## Begin

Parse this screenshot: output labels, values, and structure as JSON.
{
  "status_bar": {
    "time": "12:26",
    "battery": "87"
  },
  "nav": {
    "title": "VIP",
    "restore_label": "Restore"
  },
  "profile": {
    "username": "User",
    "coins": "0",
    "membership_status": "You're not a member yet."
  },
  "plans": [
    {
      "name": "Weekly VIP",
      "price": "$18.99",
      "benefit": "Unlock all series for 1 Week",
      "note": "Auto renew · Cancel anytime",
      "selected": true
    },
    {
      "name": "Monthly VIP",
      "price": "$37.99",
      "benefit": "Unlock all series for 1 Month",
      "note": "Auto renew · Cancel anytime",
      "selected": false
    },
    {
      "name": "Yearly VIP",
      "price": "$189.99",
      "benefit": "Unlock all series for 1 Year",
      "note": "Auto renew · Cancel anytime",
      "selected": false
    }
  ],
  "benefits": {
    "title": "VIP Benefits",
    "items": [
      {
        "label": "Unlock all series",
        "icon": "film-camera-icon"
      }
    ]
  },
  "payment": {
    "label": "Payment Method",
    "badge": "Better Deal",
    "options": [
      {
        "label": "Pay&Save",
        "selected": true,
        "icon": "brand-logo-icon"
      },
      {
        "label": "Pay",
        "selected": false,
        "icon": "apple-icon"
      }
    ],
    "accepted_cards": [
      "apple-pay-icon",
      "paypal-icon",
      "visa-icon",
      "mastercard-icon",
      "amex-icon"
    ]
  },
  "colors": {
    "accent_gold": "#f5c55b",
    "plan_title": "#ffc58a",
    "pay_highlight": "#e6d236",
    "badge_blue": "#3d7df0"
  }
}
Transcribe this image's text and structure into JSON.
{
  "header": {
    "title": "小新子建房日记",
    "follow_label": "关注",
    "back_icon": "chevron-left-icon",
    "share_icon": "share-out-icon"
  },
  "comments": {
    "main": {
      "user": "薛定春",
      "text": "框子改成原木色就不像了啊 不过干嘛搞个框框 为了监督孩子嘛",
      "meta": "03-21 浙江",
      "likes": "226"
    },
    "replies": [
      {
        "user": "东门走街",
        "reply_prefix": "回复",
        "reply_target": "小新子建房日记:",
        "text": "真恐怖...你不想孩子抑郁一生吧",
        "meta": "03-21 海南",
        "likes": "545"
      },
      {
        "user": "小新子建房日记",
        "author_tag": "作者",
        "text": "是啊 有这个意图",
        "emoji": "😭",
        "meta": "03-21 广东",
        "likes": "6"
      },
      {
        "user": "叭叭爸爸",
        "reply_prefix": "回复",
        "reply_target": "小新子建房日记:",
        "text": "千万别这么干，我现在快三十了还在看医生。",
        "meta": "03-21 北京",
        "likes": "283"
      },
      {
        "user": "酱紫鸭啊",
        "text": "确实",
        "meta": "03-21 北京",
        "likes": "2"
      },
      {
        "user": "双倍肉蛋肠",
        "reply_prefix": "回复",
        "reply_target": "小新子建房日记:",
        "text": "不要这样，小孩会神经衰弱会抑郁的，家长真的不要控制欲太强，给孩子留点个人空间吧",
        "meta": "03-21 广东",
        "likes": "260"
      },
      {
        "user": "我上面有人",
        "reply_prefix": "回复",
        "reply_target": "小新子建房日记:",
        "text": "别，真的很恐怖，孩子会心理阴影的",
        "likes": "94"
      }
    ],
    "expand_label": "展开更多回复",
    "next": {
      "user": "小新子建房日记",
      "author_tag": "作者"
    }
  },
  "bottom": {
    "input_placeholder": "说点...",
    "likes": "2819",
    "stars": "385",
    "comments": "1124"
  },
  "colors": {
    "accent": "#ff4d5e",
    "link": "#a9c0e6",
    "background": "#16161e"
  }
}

## End

Copy all data exactly, start to finish.

◆ Response ◆
Parse this screenshot: output labels, values, and structure as JSON.
{
  "status_bar": {
    "time": "12:26",
    "battery": "87"
  },
  "nav": {
    "title": "VIP",
    "restore_label": "Restore"
  },
  "profile": {
    "username": "User",
    "coins": "0",
    "membership_status": "You're not a member yet."
  },
  "plans": [
    {
      "name": "Weekly VIP",
      "price": "$18.99",
      "benefit": "Unlock all series for 1 Week",
      "note": "Auto renew · Cancel anytime",
      "selected": true
    },
    {
      "name": "Monthly VIP",
      "price": "$37.99",
      "benefit": "Unlock all series for 1 Month",
      "note": "Auto renew · Cancel anytime",
      "selected": false
    },
    {
      "name": "Yearly VIP",
      "price": "$189.99",
      "benefit": "Unlock all series for 1 Year",
      "note": "Auto renew · Cancel anytime",
      "selected": false
    }
  ],
  "benefits": {
    "title": "VIP Benefits",
    "items": [
      {
        "label": "Unlock all series",
        "icon": "film-camera-icon"
      }
    ]
  },
  "payment": {
    "label": "Payment Method",
    "badge": "Better Deal",
    "options": [
      {
        "label": "Pay&Save",
        "selected": true,
        "icon": "brand-logo-icon"
      },
      {
        "label": "Pay",
        "selected": false,
        "icon": "apple-icon"
      }
    ],
    "accepted_cards": [
      "apple-pay-icon",
      "paypal-icon",
      "visa-icon",
      "mastercard-icon",
      "amex-icon"
    ]
  },
  "colors": {
    "accent_gold": "#f5c55b",
    "plan_title": "#ffc58a",
    "pay_highlight": "#e6d236",
    "badge_blue": "#3d7df0"
  }
}
Transcribe this image's text and structure into JSON.
{
  "header": {
    "title": "小新子建房日记",
    "follow_label": "关注",
    "back_icon": "chevron-left-icon",
    "share_icon": "share-out-icon"
  },
  "comments": {
    "main": {
      "user": "薛定春",
      "text": "框子改成原木色就不像了啊 不过干嘛搞个框框 为了监督孩子嘛",
      "meta": "03-21 浙江",
      "likes": "226"
    },
    "replies": [
      {
        "user": "东门走街",
        "reply_prefix": "回复",
        "reply_target": "小新子建房日记:",
        "text": "真恐怖...你不想孩子抑郁一生吧",
        "meta": "03-21 海南",
        "likes": "545"
      },
      {
        "user": "小新子建房日记",
        "author_tag": "作者",
        "text": "是啊 有这个意图",
        "emoji": "😭",
        "meta": "03-21 广东",
        "likes": "6"
      },
      {
        "user": "叭叭爸爸",
        "reply_prefix": "回复",
        "reply_target": "小新子建房日记:",
        "text": "千万别这么干，我现在快三十了还在看医生。",
        "meta": "03-21 北京",
        "likes": "283"
      },
      {
        "user": "酱紫鸭啊",
        "text": "确实",
        "meta": "03-21 北京",
        "likes": "2"
      },
      {
        "user": "双倍肉蛋肠",
        "reply_prefix": "回复",
        "reply_target": "小新子建房日记:",
        "text": "不要这样，小孩会神经衰弱会抑郁的，家长真的不要控制欲太强，给孩子留点个人空间吧",
        "meta": "03-21 广东",
        "likes": "260"
      },
      {
        "user": "我上面有人",
        "reply_prefix": "回复",
        "reply_target": "小新子建房日记:",
        "text": "别，真的很恐怖，孩子会心理阴影的",
        "likes": "94"
      }
    ],
    "expand_label": "展开更多回复",
    "next": {
      "user": "小新子建房日记",
      "author_tag": "作者"
    }
  },
  "bottom": {
    "input_placeholder": "说点...",
    "likes": "2819",
    "stars": "385",
    "comments": "1124"
  },
  "colors": {
    "accent": "#ff4d5e",
    "link": "#a9c0e6",
    "background": "#16161e"
  }
}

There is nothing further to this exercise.